SET TASK: Type every record exactly as it appears.

RECORDS FOR THIS TASK:
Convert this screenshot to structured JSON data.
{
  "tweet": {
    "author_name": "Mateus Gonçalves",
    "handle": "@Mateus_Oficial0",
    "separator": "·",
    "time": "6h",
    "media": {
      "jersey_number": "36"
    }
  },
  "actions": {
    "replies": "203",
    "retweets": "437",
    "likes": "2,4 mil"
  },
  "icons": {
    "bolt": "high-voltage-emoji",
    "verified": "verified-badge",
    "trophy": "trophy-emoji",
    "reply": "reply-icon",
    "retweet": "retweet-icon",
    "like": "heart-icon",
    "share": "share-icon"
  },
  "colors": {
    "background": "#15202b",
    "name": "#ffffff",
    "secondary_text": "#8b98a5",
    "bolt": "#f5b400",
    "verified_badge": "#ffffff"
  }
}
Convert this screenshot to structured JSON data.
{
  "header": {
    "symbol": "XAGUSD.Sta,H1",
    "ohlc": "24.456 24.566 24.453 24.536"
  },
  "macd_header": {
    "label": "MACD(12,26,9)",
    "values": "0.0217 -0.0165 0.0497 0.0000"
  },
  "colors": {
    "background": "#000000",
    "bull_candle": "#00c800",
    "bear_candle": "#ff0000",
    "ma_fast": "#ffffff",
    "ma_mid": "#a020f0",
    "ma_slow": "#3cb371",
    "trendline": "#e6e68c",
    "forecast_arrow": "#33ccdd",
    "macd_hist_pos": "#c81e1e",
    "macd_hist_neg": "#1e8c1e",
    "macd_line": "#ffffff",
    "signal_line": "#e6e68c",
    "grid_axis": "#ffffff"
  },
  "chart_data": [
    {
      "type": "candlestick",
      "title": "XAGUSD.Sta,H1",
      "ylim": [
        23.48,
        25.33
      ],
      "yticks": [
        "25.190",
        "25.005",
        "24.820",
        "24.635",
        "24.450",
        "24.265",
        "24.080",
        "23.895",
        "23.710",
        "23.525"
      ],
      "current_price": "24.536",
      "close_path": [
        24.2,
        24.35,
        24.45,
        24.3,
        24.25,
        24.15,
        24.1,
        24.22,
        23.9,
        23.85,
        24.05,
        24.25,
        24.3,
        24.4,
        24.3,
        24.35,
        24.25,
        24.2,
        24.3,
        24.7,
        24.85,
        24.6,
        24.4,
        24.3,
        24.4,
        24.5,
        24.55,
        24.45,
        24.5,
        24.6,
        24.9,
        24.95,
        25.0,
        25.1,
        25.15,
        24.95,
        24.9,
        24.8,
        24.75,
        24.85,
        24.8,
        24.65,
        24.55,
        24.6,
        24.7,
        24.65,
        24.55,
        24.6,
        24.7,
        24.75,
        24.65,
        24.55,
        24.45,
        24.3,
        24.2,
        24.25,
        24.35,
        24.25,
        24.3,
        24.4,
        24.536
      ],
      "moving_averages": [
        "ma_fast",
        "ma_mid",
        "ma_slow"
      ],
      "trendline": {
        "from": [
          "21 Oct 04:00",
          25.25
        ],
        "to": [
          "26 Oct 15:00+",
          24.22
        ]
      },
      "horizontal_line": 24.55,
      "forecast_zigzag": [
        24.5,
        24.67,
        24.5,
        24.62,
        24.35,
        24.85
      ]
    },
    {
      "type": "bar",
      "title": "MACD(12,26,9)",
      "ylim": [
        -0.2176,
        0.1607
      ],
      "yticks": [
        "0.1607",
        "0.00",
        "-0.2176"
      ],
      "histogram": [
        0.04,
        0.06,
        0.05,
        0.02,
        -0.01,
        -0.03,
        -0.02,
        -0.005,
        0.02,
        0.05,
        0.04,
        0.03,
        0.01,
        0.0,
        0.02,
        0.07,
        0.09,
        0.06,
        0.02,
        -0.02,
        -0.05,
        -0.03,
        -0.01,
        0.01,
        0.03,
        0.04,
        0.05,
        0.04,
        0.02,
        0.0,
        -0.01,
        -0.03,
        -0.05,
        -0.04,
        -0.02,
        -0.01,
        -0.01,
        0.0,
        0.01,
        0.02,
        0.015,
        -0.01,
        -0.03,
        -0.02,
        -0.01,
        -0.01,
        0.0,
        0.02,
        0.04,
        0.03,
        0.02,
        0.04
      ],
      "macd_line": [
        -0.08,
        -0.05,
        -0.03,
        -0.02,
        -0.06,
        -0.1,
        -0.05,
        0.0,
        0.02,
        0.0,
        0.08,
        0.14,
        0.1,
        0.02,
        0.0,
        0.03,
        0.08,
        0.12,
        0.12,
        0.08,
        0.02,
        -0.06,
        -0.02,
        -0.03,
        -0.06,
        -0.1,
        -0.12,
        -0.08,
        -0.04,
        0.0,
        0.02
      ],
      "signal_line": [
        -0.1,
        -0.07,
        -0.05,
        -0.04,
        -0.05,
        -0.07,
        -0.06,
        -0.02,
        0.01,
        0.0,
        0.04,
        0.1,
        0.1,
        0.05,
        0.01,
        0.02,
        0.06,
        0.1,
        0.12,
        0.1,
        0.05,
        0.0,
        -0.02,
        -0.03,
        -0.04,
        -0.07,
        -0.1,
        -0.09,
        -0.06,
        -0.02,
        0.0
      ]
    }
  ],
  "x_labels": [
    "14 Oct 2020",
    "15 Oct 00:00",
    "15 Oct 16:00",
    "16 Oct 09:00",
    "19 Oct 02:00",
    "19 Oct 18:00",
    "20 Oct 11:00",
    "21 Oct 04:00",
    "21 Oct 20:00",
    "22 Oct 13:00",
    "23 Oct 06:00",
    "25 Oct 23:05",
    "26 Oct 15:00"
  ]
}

SOLUTION TO THE EXERCISE:
Convert this screenshot to structured JSON data.
{
  "tweet": {
    "author_name": "Mateus Gonçalves",
    "handle": "@Mateus_Oficial0",
    "separator": "·",
    "time": "6h",
    "media": {
      "jersey_number": "36"
    }
  },
  "actions": {
    "replies": "203",
    "retweets": "437",
    "likes": "2,4 mil"
  },
  "icons": {
    "bolt": "high-voltage-emoji",
    "verified": "verified-badge",
    "trophy": "trophy-emoji",
    "reply": "reply-icon",
    "retweet": "retweet-icon",
    "like": "heart-icon",
    "share": "share-icon"
  },
  "colors": {
    "background": "#15202b",
    "name": "#ffffff",
    "secondary_text": "#8b98a5",
    "bolt": "#f5b400",
    "verified_badge": "#ffffff"
  }
}
Convert this screenshot to structured JSON data.
{
  "header": {
    "symbol": "XAGUSD.Sta,H1",
    "ohlc": "24.456 24.566 24.453 24.536"
  },
  "macd_header": {
    "label": "MACD(12,26,9)",
    "values": "0.0217 -0.0165 0.0497 0.0000"
  },
  "colors": {
    "background": "#000000",
    "bull_candle": "#00c800",
    "bear_candle": "#ff0000",
    "ma_fast": "#ffffff",
    "ma_mid": "#a020f0",
    "ma_slow": "#3cb371",
    "trendline": "#e6e68c",
    "forecast_arrow": "#33ccdd",
    "macd_hist_pos": "#c81e1e",
    "macd_hist_neg": "#1e8c1e",
    "macd_line": "#ffffff",
    "signal_line": "#e6e68c",
    "grid_axis": "#ffffff"
  },
  "chart_data": [
    {
      "type": "candlestick",
      "title": "XAGUSD.Sta,H1",
      "ylim": [
        23.48,
        25.33
      ],
      "yticks": [
        "25.190",
        "25.005",
        "24.820",
        "24.635",
        "24.450",
        "24.265",
        "24.080",
        "23.895",
        "23.710",
        "23.525"
      ],
      "current_price": "24.536",
      "close_path": [
        24.2,
        24.35,
        24.45,
        24.3,
        24.25,
        24.15,
        24.1,
        24.22,
        23.9,
        23.85,
        24.05,
        24.25,
        24.3,
        24.4,
        24.3,
        24.35,
        24.25,
        24.2,
        24.3,
        24.7,
        24.85,
        24.6,
        24.4,
        24.3,
        24.4,
        24.5,
        24.55,
        24.45,
        24.5,
        24.6,
        24.9,
        24.95,
        25.0,
        25.1,
        25.15,
        24.95,
        24.9,
        24.8,
        24.75,
        24.85,
        24.8,
        24.65,
        24.55,
        24.6,
        24.7,
        24.65,
        24.55,
        24.6,
        24.7,
        24.75,
        24.65,
        24.55,
        24.45,
        24.3,
        24.2,
        24.25,
        24.35,
        24.25,
        24.3,
        24.4,
        24.536
      ],
      "moving_averages": [
        "ma_fast",
        "ma_mid",
        "ma_slow"
      ],
      "trendline": {
        "from": [
          "21 Oct 04:00",
          25.25
        ],
        "to": [
          "26 Oct 15:00+",
          24.22
        ]
      },
      "horizontal_line": 24.55,
      "forecast_zigzag": [
        24.5,
        24.67,
        24.5,
        24.62,
        24.35,
        24.85
      ]
    },
    {
      "type": "bar",
      "title": "MACD(12,26,9)",
      "ylim": [
        -0.2176,
        0.1607
      ],
      "yticks": [
        "0.1607",
        "0.00",
        "-0.2176"
      ],
      "histogram": [
        0.04,
        0.06,
        0.05,
        0.02,
        -0.01,
        -0.03,
        -0.02,
        -0.005,
        0.02,
        0.05,
        0.04,
        0.03,
        0.01,
        0.0,
        0.02,
        0.07,
        0.09,
        0.06,
        0.02,
        -0.02,
        -0.05,
        -0.03,
        -0.01,
        0.01,
        0.03,
        0.04,
        0.05,
        0.04,
        0.02,
        0.0,
        -0.01,
        -0.03,
        -0.05,
        -0.04,
        -0.02,
        -0.01,
        -0.01,
        0.0,
        0.01,
        0.02,
        0.015,
        -0.01,
        -0.03,
        -0.02,
        -0.01,
        -0.01,
        0.0,
        0.02,
        0.04,
        0.03,
        0.02,
        0.04
      ],
      "macd_line": [
        -0.08,
        -0.05,
        -0.03,
        -0.02,
        -0.06,
        -0.1,
        -0.05,
        0.0,
        0.02,
        0.0,
        0.08,
        0.14,
        0.1,
        0.02,
        0.0,
        0.03,
        0.08,
        0.12,
        0.12,
        0.08,
        0.02,
        -0.06,
        -0.02,
        -0.03,
        -0.06,
        -0.1,
        -0.12,
        -0.08,
        -0.04,
        0.0,
        0.02
      ],
      "signal_line": [
        -0.1,
        -0.07,
        -0.05,
        -0.04,
        -0.05,
        -0.07,
        -0.06,
        -0.02,
        0.01,
        0.0,
        0.04,
        0.1,
        0.1,
        0.05,
        0.01,
        0.02,
        0.06,
        0.1,
        0.12,
        0.1,
        0.05,
        0.0,
        -0.02,
        -0.03,
        -0.04,
        -0.07,
        -0.1,
        -0.09,
        -0.06,
        -0.02,
        0.0
      ]
    }
  ],
  "x_labels": [
    "14 Oct 2020",
    "15 Oct 00:00",
    "15 Oct 16:00",
    "16 Oct 09:00",
    "19 Oct 02:00",
    "19 Oct 18:00",
    "20 Oct 11:00",
    "21 Oct 04:00",
    "21 Oct 20:00",
    "22 Oct 13:00",
    "23 Oct 06:00",
    "25 Oct 23:05",
    "26 Oct 15:00"
  ]
}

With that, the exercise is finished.